• _MATERIAL TO PROCESS_:
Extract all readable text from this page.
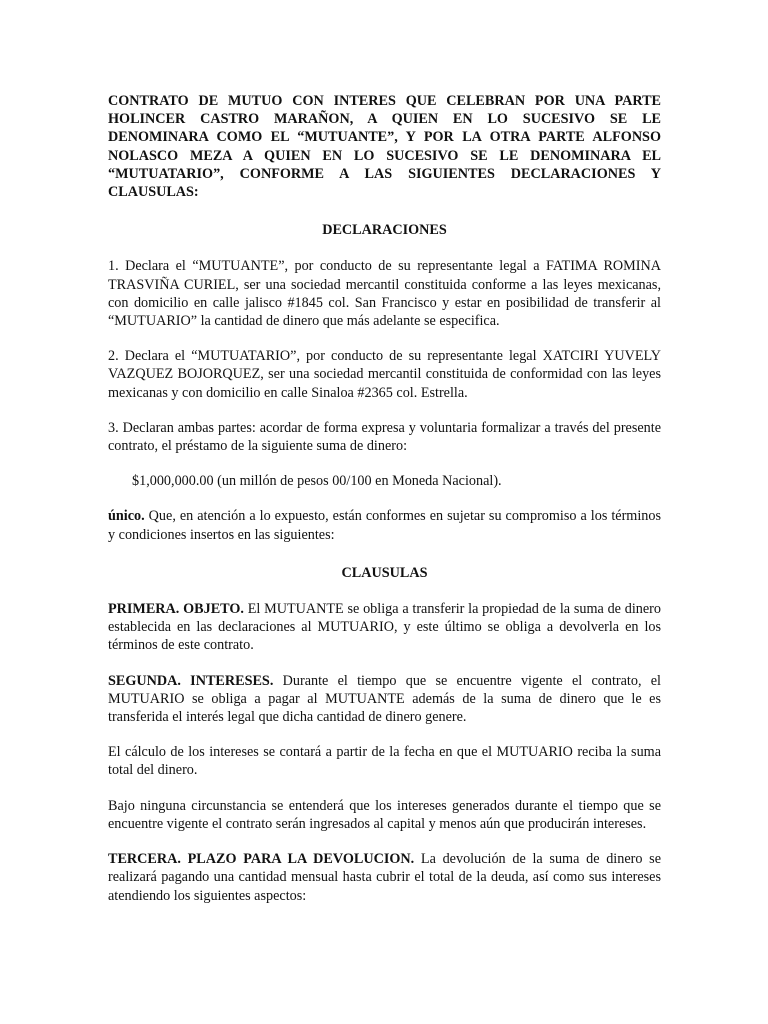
CONTRATO DE MUTUO CON INTERES QUE CELEBRAN POR UNA PARTE HOLINCER CASTRO MARAÑON, A QUIEN EN LO SUCESIVO SE LE DENOMINARA COMO EL “MUTUANTE”, Y POR LA OTRA PARTE ALFONSO NOLASCO MEZA A QUIEN EN LO SUCESIVO SE LE DENOMINARA EL “MUTUATARIO”, CONFORME A LAS SIGUIENTES DECLARACIONES Y CLAUSULAS:

DECLARACIONES

1. Declara el “MUTUANTE”, por conducto de su representante legal a FATIMA ROMINA TRASVIÑA CURIEL, ser una sociedad mercantil constituida conforme a las leyes mexicanas, con domicilio en calle jalisco #1845 col. San Francisco y estar en posibilidad de transferir al “MUTUARIO” la cantidad de dinero que más adelante se especifica.

2. Declara el “MUTUATARIO”, por conducto de su representante legal XATCIRI YUVELY VAZQUEZ BOJORQUEZ, ser una sociedad mercantil constituida de conformidad con las leyes mexicanas y con domicilio en calle Sinaloa #2365 col. Estrella.

3. Declaran ambas partes: acordar de forma expresa y voluntaria formalizar a través del presente contrato, el préstamo de la siguiente suma de dinero:

$1,000,000.00 (un millón de pesos 00/100 en Moneda Nacional).

único. Que, en atención a lo expuesto, están conformes en sujetar su compromiso a los términos y condiciones insertos en las siguientes:

CLAUSULAS

PRIMERA. OBJETO. El MUTUANTE se obliga a transferir la propiedad de la suma de dinero establecida en las declaraciones al MUTUARIO, y este último se obliga a devolverla en los términos de este contrato.

SEGUNDA. INTERESES. Durante el tiempo que se encuentre vigente el contrato, el MUTUARIO se obliga a pagar al MUTUANTE además de la suma de dinero que le es transferida el interés legal que dicha cantidad de dinero genere.

El cálculo de los intereses se contará a partir de la fecha en que el MUTUARIO reciba la suma total del dinero.

Bajo ninguna circunstancia se entenderá que los intereses generados durante el tiempo que se encuentre vigente el contrato serán ingresados al capital y menos aún que producirán intereses.

TERCERA. PLAZO PARA LA DEVOLUCION. La devolución de la suma de dinero se realizará pagando una cantidad mensual hasta cubrir el total de la deuda, así como sus intereses atendiendo los siguientes aspectos:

• _BRIEF_: Lines that hold "obliga" are the ones to copy; find all of them.

• _WRITTEN SOLUTION_:
PRIMERA. OBJETO. El MUTUANTE se obliga a transferir la propiedad de la suma de dinero establecida en las declaraciones al MUTUARIO, y este último se obliga a devolverla en los términos de este contrato.
SEGUNDA. INTERESES. Durante el tiempo que se encuentre vigente el contrato, el MUTUARIO se obliga a pagar al MUTUANTE además de la suma de dinero que le es transferida el interés legal que dicha cantidad de dinero genere.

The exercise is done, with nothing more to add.